### [TASK TO CARRY OUT]
Exact reproduction of the data is required, with images excluded.

### [SUPPLIED RECORDS]
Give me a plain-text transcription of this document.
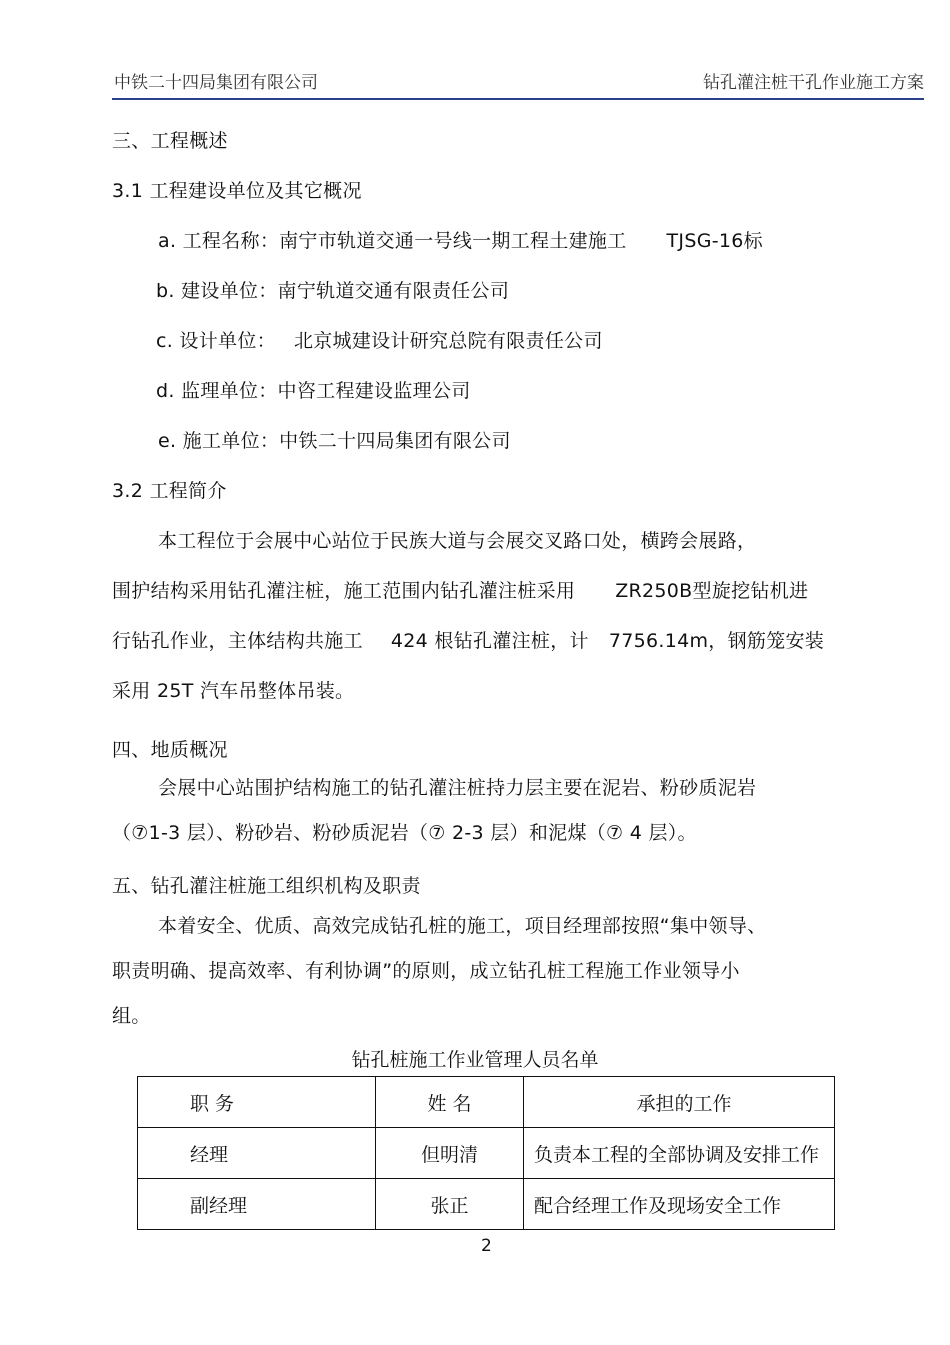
中铁二十四局集团有限公司	钻孔灌注桩干孔作业施工方案
三、工程概述
3.1 工程建设单位及其它概况
a. 工程名称：南宁市轨道交通一号线一期工程土建施工 TJSG-16标
b. 建设单位：南宁轨道交通有限责任公司
c. 设计单位： 北京城建设计研究总院有限责任公司
d. 监理单位：中咨工程建设监理公司
e. 施工单位：中铁二十四局集团有限公司
3.2 工程简介
本工程位于会展中心站位于民族大道与会展交叉路口处，横跨会展路，
围护结构采用钻孔灌注桩，施工范围内钻孔灌注桩采用 ZR250B型旋挖钻机进
行钻孔作业，主体结构共施工 424 根钻孔灌注桩，计 7756.14m，钢筋笼安装
采用 25T 汽车吊整体吊装。
四、地质概况
会展中心站围护结构施工的钻孔灌注桩持力层主要在泥岩、粉砂质泥岩
（⑦1-3 层）、粉砂岩、粉砂质泥岩（⑦ 2-3 层）和泥煤（⑦ 4 层）。
五、钻孔灌注桩施工组织机构及职责
本着安全、优质、高效完成钻孔桩的施工，项目经理部按照“集中领导、
职责明确、提高效率、有利协调”的原则，成立钻孔桩工程施工作业领导小
组。
钻孔桩施工作业管理人员名单
职 务	姓 名	承担的工作
经理	但明清	负责本工程的全部协调及安排工作
副经理	张正	配合经理工作及现场安全工作
2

### [EXERCISE RESPONSE]
Give me a plain-text transcription of this document.
中铁二十四局集团有限公司	钻孔灌注桩干孔作业施工方案
三、工程概述
3.1 工程建设单位及其它概况
a. 工程名称：南宁市轨道交通一号线一期工程土建施工 TJSG-16标
b. 建设单位：南宁轨道交通有限责任公司
c. 设计单位： 北京城建设计研究总院有限责任公司
d. 监理单位：中咨工程建设监理公司
e. 施工单位：中铁二十四局集团有限公司
3.2 工程简介
本工程位于会展中心站位于民族大道与会展交叉路口处，横跨会展路，
围护结构采用钻孔灌注桩，施工范围内钻孔灌注桩采用 ZR250B型旋挖钻机进
行钻孔作业，主体结构共施工 424 根钻孔灌注桩，计 7756.14m，钢筋笼安装
采用 25T 汽车吊整体吊装。
四、地质概况
会展中心站围护结构施工的钻孔灌注桩持力层主要在泥岩、粉砂质泥岩
（⑦1-3 层）、粉砂岩、粉砂质泥岩（⑦ 2-3 层）和泥煤（⑦ 4 层）。
五、钻孔灌注桩施工组织机构及职责
本着安全、优质、高效完成钻孔桩的施工，项目经理部按照“集中领导、
职责明确、提高效率、有利协调”的原则，成立钻孔桩工程施工作业领导小
组。
钻孔桩施工作业管理人员名单
职 务	姓 名	承担的工作
经理	但明清	负责本工程的全部协调及安排工作
副经理	张正	配合经理工作及现场安全工作
2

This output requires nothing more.